(Items from a figure collection)
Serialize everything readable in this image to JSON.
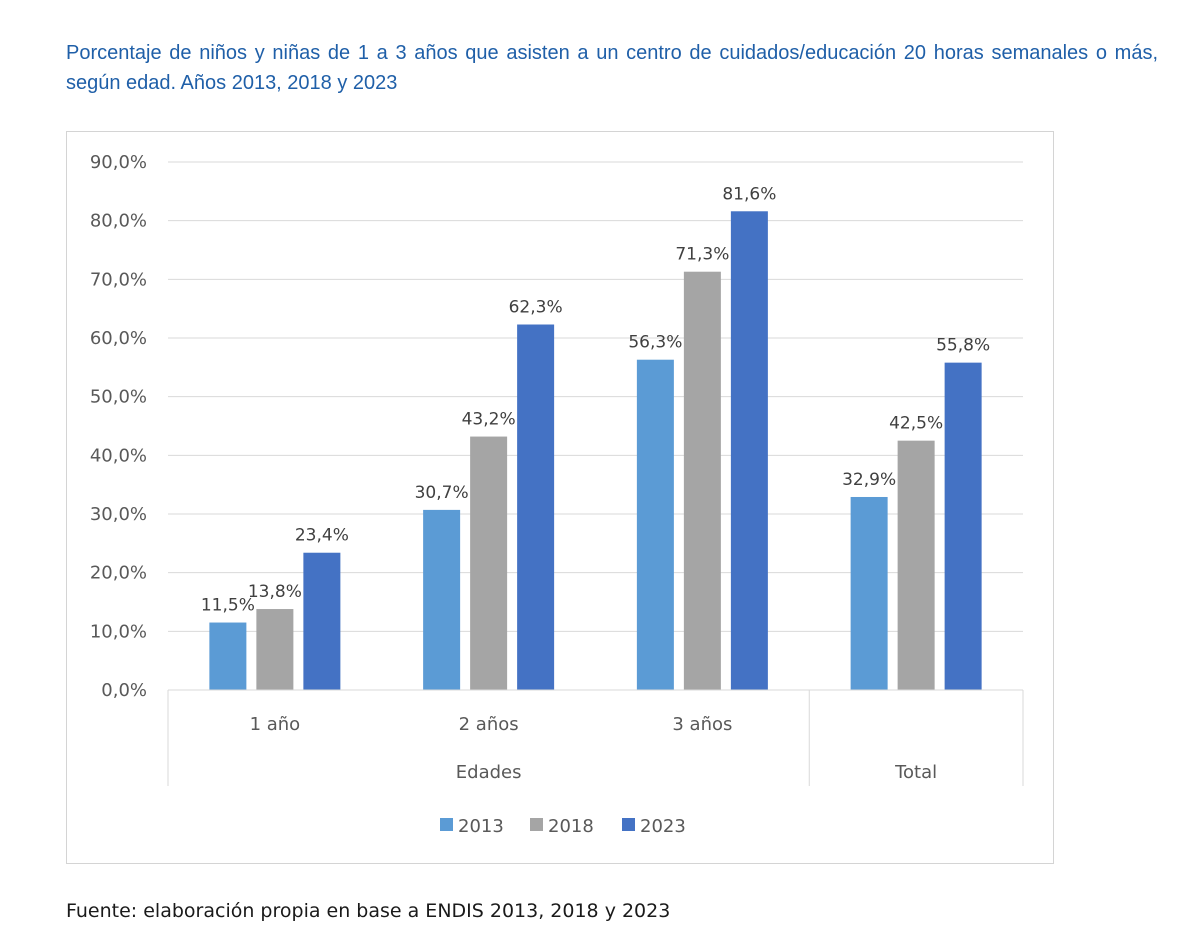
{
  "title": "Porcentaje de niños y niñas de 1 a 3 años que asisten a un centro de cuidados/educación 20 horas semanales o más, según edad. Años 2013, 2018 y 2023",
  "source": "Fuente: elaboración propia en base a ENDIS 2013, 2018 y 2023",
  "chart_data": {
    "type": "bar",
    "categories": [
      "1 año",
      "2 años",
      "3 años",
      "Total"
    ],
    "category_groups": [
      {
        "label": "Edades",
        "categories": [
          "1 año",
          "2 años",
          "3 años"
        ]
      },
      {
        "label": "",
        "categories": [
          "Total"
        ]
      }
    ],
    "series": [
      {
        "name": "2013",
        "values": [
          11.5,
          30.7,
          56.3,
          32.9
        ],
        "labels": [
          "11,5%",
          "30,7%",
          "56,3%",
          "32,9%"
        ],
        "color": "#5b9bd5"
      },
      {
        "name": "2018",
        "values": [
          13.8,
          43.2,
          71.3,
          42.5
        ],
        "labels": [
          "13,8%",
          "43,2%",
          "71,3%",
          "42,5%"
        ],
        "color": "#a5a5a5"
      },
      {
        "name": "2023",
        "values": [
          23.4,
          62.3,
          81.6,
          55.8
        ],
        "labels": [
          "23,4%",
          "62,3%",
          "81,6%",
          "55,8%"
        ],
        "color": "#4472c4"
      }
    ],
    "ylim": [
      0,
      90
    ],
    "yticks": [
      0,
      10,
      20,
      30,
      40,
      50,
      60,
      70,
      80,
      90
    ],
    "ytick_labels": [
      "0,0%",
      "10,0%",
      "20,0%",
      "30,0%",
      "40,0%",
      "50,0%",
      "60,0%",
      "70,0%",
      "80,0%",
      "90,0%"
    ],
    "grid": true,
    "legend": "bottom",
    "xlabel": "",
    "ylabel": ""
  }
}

--

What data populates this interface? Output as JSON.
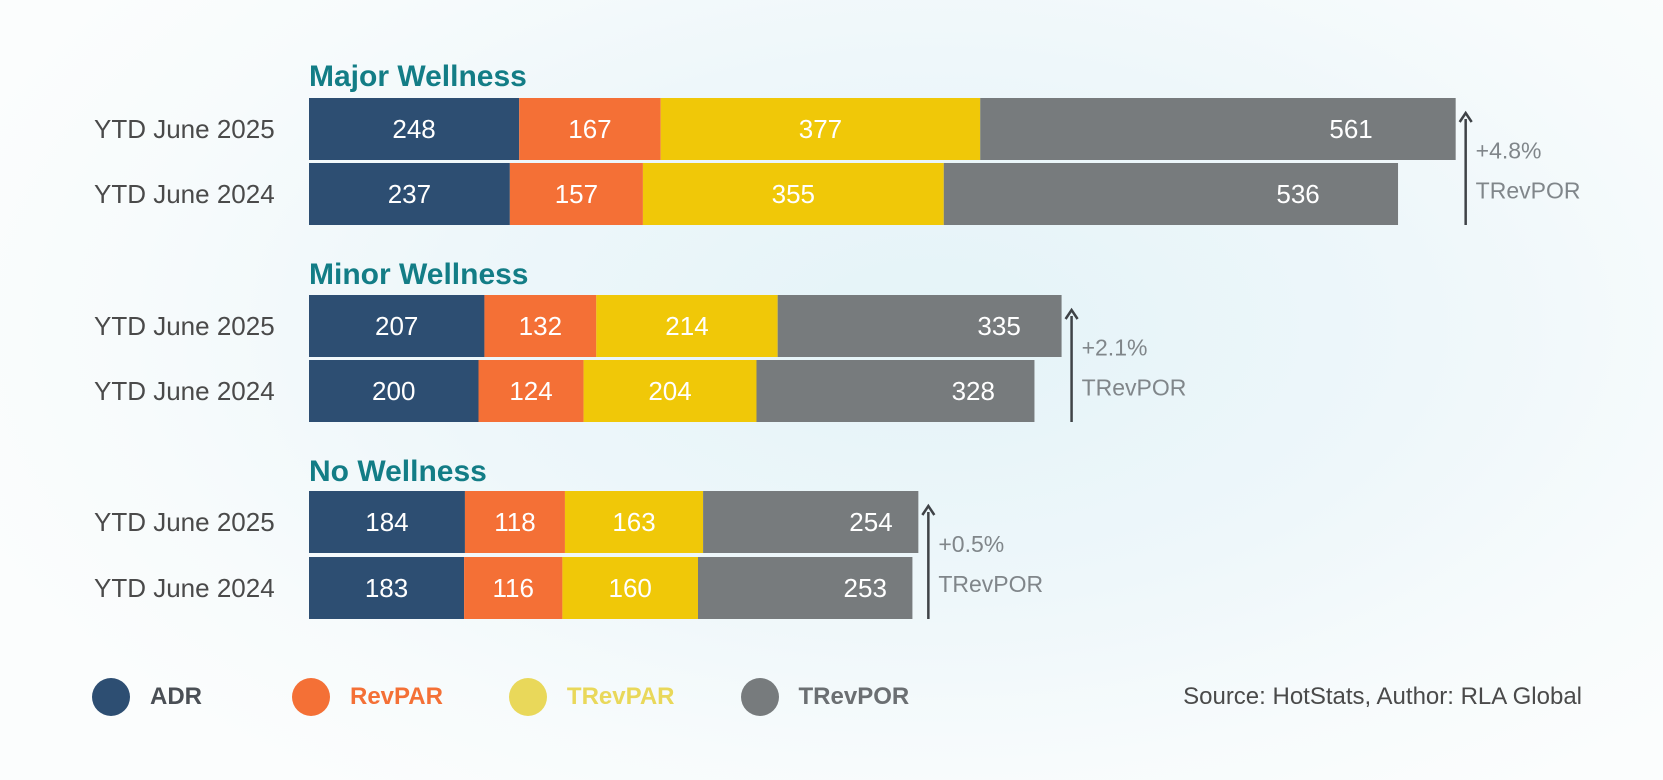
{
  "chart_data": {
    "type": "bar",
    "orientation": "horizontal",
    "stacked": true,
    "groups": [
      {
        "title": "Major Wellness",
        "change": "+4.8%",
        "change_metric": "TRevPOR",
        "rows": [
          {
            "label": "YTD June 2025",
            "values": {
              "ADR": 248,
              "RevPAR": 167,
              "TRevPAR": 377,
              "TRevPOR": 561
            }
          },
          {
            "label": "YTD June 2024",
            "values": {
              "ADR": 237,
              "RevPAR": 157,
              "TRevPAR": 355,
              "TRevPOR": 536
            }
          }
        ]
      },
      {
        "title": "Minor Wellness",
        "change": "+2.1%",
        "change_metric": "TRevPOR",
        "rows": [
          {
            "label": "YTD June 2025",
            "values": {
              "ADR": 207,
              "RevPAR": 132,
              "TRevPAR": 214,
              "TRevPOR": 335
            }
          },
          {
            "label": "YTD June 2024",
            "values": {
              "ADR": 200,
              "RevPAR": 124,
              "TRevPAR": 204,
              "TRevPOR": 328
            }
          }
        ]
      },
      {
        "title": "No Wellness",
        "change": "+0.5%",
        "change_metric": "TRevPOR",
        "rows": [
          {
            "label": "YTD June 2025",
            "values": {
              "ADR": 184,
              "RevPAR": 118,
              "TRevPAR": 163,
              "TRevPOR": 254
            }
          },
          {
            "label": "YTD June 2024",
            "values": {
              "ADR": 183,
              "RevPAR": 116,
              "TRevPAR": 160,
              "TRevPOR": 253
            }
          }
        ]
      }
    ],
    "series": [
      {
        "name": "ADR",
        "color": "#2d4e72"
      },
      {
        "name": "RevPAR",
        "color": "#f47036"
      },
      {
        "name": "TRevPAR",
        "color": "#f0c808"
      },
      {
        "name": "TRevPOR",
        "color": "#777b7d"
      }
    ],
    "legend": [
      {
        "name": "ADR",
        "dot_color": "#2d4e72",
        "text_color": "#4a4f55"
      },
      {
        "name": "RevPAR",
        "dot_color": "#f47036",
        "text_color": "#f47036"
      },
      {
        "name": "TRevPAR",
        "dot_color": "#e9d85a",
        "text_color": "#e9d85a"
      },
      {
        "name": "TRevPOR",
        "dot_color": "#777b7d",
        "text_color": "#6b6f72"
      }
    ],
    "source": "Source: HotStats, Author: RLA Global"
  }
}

# Given instruction
Copy out every line of the listing that contains the string "Wellness".

# Exercise answer
        "title": "Major Wellness",
        "title": "Minor Wellness",
        "title": "No Wellness",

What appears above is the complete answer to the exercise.